## TEXT EXCERPT
Re: [PATCH v2] add test to demonstrate that shallow recursive clones fail

All of lore.kernel.org
 help / color / mirror / Atom feed

From: Jens Lehmann <Jens.Lehmann@web.de>
To: Stefan Beller <sbeller@google.com>
Cc: Jeff King <peff@peff.net>,
	Lars Schneider <larsxschneider@gmail.com>,
	"git@vger.kernel.org" <git@vger.kernel.org>,
	Junio C Hamano <gitster@pobox.com>,
	Duy Nguyen <pclouds@gmail.com>
Subject: Re: [PATCH v2] add test to demonstrate that shallow recursive clones fail
Date: Mon, 16 Nov 2015 22:42:09 +0100	[thread overview]
Message-ID: <564A4DB1.4070507@web.de> (raw)
In-Reply-To: <CAGZ79kbh_8oBRnQAmDzh3LANS6iGXNjLkYMLfuk9iysXghHQXg@mail.gmail.com>

Am 16.11.2015 um 20:25 schrieb Stefan Beller:
> On Mon, Nov 16, 2015 at 10:59 AM, Jens Lehmann <Jens.Lehmann@web.de> wrote:
>> Am 14.11.2015 um 01:10 schrieb Stefan Beller:
>>> Thanks for pointing out that we already have some kind of server support.
>>>
>>> I wonder if we should add an additional way to make fetching only some
>>> sha1s possible. ("I don't want users to fetch any sha1, but only those
>>> where superprojects point{ed} to", even if you force push a superproject,
>>> you want to want to only allow fetching all sha1s which exist in the
>>> current
>>> superprojects branch.)

## JOB 1
Reproduce the patch discussion word for word, starting at "From: Jens Lehmann" and ending at "Message-ID: <564A4DB1.4070507@web.de> (raw)".
## JOB 2
According to its subject line, what does the patch in the patch discussion demonstrate?
The items after the patch discussion are separate material.

## DATA EXTRACT
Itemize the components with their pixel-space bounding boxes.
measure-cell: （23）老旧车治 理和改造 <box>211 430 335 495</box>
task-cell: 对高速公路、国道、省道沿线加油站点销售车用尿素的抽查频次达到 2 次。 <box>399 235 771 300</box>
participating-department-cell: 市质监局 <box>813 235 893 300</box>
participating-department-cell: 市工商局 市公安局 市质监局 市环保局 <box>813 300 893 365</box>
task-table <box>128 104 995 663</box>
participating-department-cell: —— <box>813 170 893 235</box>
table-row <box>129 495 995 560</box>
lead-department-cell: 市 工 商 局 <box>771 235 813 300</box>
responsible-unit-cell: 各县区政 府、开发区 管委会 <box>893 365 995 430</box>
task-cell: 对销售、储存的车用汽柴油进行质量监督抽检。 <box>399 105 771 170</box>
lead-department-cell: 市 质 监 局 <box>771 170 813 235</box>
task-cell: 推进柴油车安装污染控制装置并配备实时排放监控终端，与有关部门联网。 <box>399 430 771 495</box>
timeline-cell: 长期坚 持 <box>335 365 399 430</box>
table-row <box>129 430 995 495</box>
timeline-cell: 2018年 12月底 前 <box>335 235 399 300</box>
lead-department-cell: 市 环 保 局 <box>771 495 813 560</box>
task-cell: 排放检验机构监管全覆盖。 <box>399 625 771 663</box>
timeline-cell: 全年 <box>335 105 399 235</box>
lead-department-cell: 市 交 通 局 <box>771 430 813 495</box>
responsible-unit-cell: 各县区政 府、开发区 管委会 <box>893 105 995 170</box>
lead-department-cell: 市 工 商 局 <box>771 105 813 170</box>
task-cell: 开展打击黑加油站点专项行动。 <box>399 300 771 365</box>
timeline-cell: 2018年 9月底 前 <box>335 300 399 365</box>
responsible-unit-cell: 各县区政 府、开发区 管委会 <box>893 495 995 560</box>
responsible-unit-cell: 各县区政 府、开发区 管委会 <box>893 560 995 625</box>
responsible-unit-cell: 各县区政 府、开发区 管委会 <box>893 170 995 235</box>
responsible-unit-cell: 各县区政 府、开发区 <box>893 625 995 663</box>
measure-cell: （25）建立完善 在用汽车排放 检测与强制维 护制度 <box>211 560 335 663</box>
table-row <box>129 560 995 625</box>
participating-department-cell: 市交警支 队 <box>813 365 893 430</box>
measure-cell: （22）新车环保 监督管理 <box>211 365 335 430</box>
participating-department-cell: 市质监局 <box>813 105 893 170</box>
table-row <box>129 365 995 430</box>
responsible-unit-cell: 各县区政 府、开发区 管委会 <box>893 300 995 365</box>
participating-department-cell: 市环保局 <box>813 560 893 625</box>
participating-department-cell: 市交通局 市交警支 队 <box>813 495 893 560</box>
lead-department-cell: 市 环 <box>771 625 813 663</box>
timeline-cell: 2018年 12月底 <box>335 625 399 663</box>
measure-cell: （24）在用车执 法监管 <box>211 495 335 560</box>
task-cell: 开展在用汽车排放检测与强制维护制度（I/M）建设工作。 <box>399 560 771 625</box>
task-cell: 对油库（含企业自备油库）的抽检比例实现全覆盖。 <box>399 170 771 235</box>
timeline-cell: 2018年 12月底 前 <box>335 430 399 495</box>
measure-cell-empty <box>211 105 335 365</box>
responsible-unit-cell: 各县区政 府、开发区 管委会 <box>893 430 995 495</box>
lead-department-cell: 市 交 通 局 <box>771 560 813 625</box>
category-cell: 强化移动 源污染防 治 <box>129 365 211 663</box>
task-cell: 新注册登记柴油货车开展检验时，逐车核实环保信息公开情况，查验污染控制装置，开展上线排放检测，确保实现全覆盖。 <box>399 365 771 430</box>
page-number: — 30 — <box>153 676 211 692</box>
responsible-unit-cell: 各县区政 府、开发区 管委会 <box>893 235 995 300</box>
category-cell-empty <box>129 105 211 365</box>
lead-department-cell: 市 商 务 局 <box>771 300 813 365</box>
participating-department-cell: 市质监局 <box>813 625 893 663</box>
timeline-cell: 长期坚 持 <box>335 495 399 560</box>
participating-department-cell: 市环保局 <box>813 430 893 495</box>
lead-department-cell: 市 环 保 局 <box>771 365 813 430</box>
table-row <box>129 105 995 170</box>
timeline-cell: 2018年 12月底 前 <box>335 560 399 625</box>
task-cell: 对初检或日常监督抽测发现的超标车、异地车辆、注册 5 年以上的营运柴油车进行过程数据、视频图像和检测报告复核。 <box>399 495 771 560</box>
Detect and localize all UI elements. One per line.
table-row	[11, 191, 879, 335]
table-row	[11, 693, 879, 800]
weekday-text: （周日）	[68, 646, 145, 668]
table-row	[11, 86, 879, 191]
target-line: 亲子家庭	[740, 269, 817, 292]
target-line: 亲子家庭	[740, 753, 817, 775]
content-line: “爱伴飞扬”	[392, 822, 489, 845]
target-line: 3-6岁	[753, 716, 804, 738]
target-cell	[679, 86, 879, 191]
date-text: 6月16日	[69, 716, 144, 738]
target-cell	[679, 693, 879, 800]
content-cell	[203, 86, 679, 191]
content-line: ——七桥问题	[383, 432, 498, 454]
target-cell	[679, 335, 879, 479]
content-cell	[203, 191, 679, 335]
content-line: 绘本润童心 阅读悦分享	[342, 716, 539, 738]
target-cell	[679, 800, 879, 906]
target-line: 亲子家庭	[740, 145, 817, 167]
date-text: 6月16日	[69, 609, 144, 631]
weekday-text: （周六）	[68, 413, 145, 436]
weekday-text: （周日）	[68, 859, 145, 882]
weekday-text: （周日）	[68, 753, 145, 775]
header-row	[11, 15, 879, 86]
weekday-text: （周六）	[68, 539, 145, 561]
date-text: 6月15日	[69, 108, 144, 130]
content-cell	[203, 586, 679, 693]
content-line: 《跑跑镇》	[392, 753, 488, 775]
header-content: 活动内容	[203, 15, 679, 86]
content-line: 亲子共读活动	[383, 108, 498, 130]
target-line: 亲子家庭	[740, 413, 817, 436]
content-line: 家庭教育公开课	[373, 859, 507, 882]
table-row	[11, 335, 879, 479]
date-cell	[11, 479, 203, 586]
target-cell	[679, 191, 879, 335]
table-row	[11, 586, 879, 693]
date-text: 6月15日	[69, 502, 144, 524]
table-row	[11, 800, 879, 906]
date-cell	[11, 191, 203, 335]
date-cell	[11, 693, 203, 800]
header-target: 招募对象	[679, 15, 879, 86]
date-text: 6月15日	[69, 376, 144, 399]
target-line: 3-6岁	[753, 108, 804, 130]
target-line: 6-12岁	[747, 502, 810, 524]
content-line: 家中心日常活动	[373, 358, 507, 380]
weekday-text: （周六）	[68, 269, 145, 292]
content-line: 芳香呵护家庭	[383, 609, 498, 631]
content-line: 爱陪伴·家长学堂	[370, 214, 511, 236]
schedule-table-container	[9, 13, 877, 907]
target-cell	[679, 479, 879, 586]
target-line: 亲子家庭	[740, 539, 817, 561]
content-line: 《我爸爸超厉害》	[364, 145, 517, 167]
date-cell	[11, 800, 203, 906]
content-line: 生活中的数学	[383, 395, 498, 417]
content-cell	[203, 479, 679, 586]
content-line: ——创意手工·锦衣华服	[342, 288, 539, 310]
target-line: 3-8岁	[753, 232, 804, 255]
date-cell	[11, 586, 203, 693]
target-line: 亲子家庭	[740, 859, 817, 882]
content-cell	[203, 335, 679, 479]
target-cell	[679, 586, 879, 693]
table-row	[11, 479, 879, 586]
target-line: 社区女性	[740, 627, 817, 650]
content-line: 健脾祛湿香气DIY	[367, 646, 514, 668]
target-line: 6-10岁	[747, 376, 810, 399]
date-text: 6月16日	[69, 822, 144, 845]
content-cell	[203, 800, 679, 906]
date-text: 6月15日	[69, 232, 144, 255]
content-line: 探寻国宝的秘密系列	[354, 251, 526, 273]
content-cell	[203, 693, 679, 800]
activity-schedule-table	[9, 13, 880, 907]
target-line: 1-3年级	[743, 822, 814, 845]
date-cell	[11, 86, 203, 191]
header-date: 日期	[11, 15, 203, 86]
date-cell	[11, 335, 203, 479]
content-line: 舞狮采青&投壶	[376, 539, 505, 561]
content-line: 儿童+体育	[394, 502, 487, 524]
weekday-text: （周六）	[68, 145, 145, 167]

## CORRECT RESULT 1
From: Jens Lehmann <Jens.Lehmann@web.de>
To: Stefan Beller <sbeller@google.com>
Cc: Jeff King <peff@peff.net>,
	Lars Schneider <larsxschneider@gmail.com>,
	"git@vger.kernel.org" <git@vger.kernel.org>,
	Junio C Hamano <gitster@pobox.com>,
	Duy Nguyen <pclouds@gmail.com>
Subject: Re: [PATCH v2] add test to demonstrate that shallow recursive clones fail
Date: Mon, 16 Nov 2015 22:42:09 +0100	[thread overview]
Message-ID: <564A4DB1.4070507@web.de> (raw)

## CORRECT RESULT 2
That shallow recursive clones fail.